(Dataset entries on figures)
______

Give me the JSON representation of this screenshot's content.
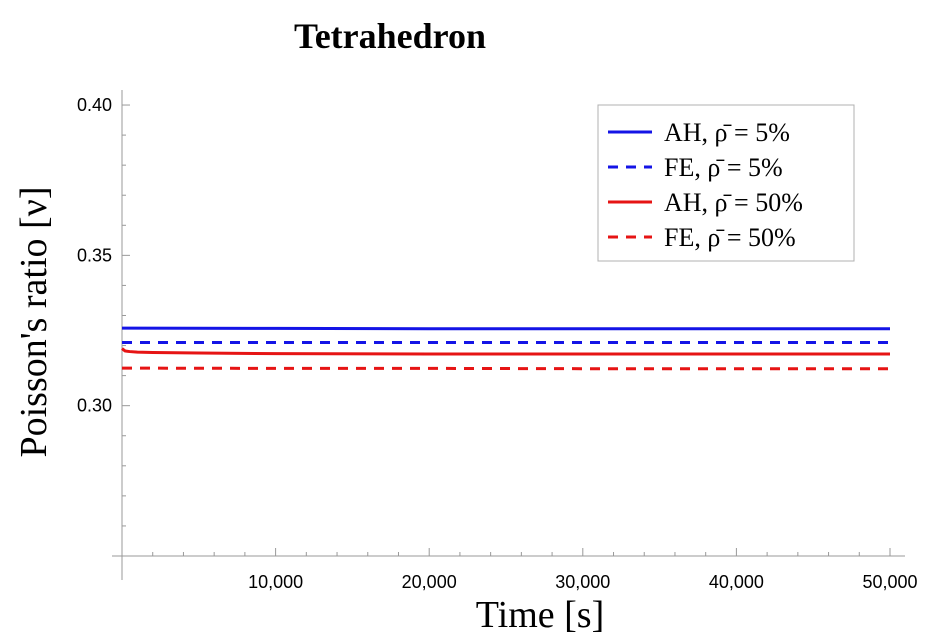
{
  "chart_data": {
    "type": "line",
    "title": "Tetrahedron",
    "xlabel": "Time [s]",
    "ylabel": "Poisson's ratio [ν]",
    "xlim": [
      0,
      50000
    ],
    "ylim": [
      0.25,
      0.405
    ],
    "x_ticks": [
      10000,
      20000,
      30000,
      40000,
      50000
    ],
    "x_tick_labels": [
      "10,000",
      "20,000",
      "30,000",
      "40,000",
      "50,000"
    ],
    "y_ticks": [
      0.3,
      0.35,
      0.4
    ],
    "y_tick_labels": [
      "0.30",
      "0.35",
      "0.40"
    ],
    "grid": false,
    "legend_position": "top-right",
    "series": [
      {
        "name": "AH, ρ̄ = 5%",
        "color": "#1414e6",
        "dash": "solid",
        "x": [
          0,
          10000,
          20000,
          30000,
          40000,
          50000
        ],
        "y": [
          0.3258,
          0.3257,
          0.3256,
          0.3256,
          0.3256,
          0.3256
        ]
      },
      {
        "name": "FE, ρ̄ = 5%",
        "color": "#1414e6",
        "dash": "dashed",
        "x": [
          0,
          10000,
          20000,
          30000,
          40000,
          50000
        ],
        "y": [
          0.321,
          0.321,
          0.321,
          0.321,
          0.321,
          0.321
        ]
      },
      {
        "name": "AH, ρ̄ = 50%",
        "color": "#e61414",
        "dash": "solid",
        "x": [
          0,
          200,
          500,
          1000,
          2000,
          5000,
          10000,
          20000,
          30000,
          40000,
          50000
        ],
        "y": [
          0.319,
          0.3182,
          0.318,
          0.3178,
          0.3177,
          0.3175,
          0.3173,
          0.3172,
          0.3172,
          0.3172,
          0.3172
        ]
      },
      {
        "name": "FE, ρ̄ = 50%",
        "color": "#e61414",
        "dash": "dashed",
        "x": [
          0,
          10000,
          20000,
          30000,
          40000,
          50000
        ],
        "y": [
          0.3125,
          0.3124,
          0.3124,
          0.3123,
          0.3123,
          0.3123
        ]
      }
    ]
  }
}
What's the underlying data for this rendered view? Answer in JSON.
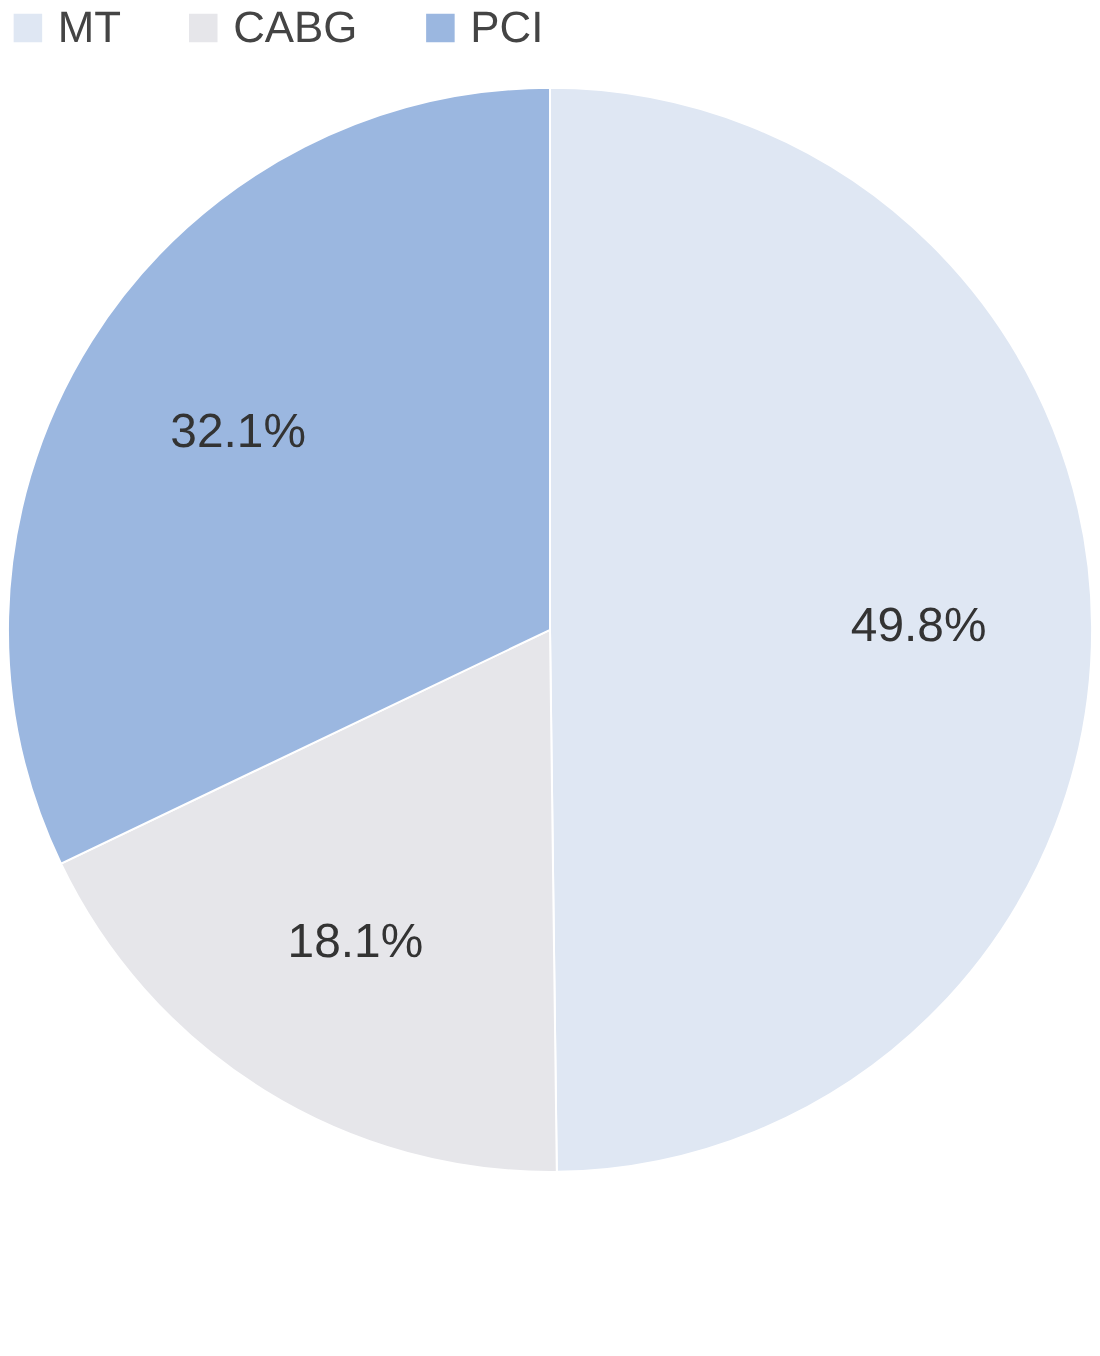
{
  "chart_data": {
    "type": "pie",
    "categories": [
      "MT",
      "CABG",
      "PCI"
    ],
    "values": [
      49.8,
      18.1,
      32.1
    ],
    "colors": [
      "#dfe7f3",
      "#e6e6ea",
      "#9bb7e0"
    ],
    "value_labels": [
      "49.8%",
      "18.1%",
      "32.1%"
    ],
    "legend": "top"
  }
}
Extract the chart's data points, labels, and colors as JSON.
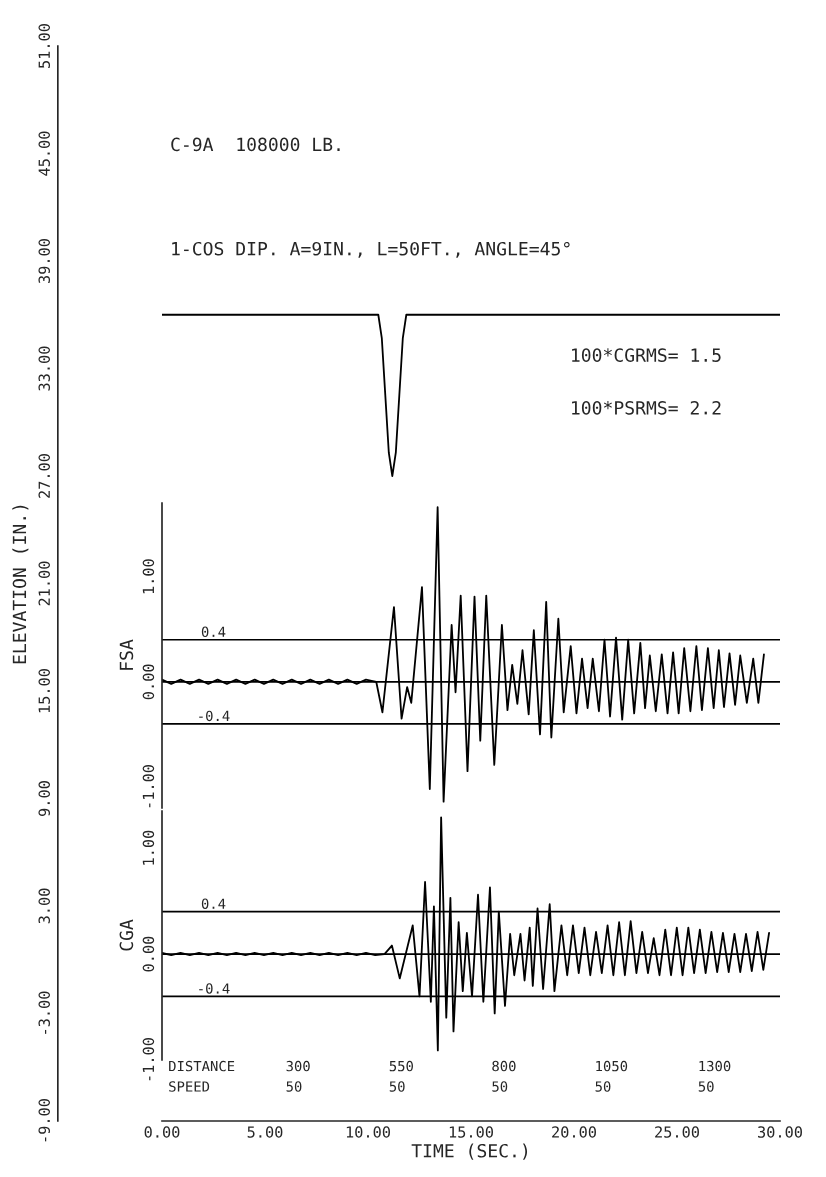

______

Review the material and copy each line in which the word "name" appears.

        "name": "AH, ρ̄ = 5%",
        "name": "FE, ρ̄ = 5%",
        "name": "AH, ρ̄ = 50%",
        "name": "FE, ρ̄ = 50%",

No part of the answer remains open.